Give the data below again, word for word.

Extracted records
+++
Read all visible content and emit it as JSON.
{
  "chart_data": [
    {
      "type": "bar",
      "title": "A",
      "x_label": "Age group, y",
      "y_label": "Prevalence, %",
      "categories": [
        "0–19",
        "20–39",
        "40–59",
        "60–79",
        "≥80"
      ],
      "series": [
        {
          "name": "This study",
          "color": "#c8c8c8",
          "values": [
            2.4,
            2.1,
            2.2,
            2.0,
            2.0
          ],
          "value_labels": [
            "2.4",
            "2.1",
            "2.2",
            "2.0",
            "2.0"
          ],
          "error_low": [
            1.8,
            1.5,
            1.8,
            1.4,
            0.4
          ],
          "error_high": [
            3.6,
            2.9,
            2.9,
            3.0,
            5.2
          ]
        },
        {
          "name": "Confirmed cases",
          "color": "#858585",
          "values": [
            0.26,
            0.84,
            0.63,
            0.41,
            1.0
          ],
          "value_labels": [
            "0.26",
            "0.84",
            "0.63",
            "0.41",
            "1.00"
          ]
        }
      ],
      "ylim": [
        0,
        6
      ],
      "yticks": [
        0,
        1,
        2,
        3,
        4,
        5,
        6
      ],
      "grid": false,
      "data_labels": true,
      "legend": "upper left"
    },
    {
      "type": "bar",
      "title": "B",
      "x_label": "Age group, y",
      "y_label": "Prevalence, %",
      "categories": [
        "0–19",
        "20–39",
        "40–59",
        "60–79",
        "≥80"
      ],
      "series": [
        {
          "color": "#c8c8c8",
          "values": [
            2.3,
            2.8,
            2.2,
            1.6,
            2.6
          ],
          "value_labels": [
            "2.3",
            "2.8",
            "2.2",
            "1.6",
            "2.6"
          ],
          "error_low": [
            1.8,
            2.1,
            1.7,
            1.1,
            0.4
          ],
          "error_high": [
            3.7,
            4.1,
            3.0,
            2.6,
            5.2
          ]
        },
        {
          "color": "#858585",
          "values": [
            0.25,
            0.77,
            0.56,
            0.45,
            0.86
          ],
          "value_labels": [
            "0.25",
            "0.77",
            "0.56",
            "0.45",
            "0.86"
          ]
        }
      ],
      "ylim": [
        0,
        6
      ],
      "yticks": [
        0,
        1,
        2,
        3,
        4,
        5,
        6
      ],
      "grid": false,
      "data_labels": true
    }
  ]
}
+++
**Task result**
Read all visible content and emit it as JSON.
{
  "chart_data": [
    {
      "type": "bar",
      "title": "A",
      "x_label": "Age group, y",
      "y_label": "Prevalence, %",
      "categories": [
        "0–19",
        "20–39",
        "40–59",
        "60–79",
        "≥80"
      ],
      "series": [
        {
          "name": "This study",
          "color": "#c8c8c8",
          "values": [
            2.4,
            2.1,
            2.2,
            2.0,
            2.0
          ],
          "value_labels": [
            "2.4",
            "2.1",
            "2.2",
            "2.0",
            "2.0"
          ],
          "error_low": [
            1.8,
            1.5,
            1.8,
            1.4,
            0.4
          ],
          "error_high": [
            3.6,
            2.9,
            2.9,
            3.0,
            5.2
          ]
        },
        {
          "name": "Confirmed cases",
          "color": "#858585",
          "values": [
            0.26,
            0.84,
            0.63,
            0.41,
            1.0
          ],
          "value_labels": [
            "0.26",
            "0.84",
            "0.63",
            "0.41",
            "1.00"
          ]
        }
      ],
      "ylim": [
        0,
        6
      ],
      "yticks": [
        0,
        1,
        2,
        3,
        4,
        5,
        6
      ],
      "grid": false,
      "data_labels": true,
      "legend": "upper left"
    },
    {
      "type": "bar",
      "title": "B",
      "x_label": "Age group, y",
      "y_label": "Prevalence, %",
      "categories": [
        "0–19",
        "20–39",
        "40–59",
        "60–79",
        "≥80"
      ],
      "series": [
        {
          "color": "#c8c8c8",
          "values": [
            2.3,
            2.8,
            2.2,
            1.6,
            2.6
          ],
          "value_labels": [
            "2.3",
            "2.8",
            "2.2",
            "1.6",
            "2.6"
          ],
          "error_low": [
            1.8,
            2.1,
            1.7,
            1.1,
            0.4
          ],
          "error_high": [
            3.7,
            4.1,
            3.0,
            2.6,
            5.2
          ]
        },
        {
          "color": "#858585",
          "values": [
            0.25,
            0.77,
            0.56,
            0.45,
            0.86
          ],
          "value_labels": [
            "0.25",
            "0.77",
            "0.56",
            "0.45",
            "0.86"
          ]
        }
      ],
      "ylim": [
        0,
        6
      ],
      "yticks": [
        0,
        1,
        2,
        3,
        4,
        5,
        6
      ],
      "grid": false,
      "data_labels": true
    }
  ]
}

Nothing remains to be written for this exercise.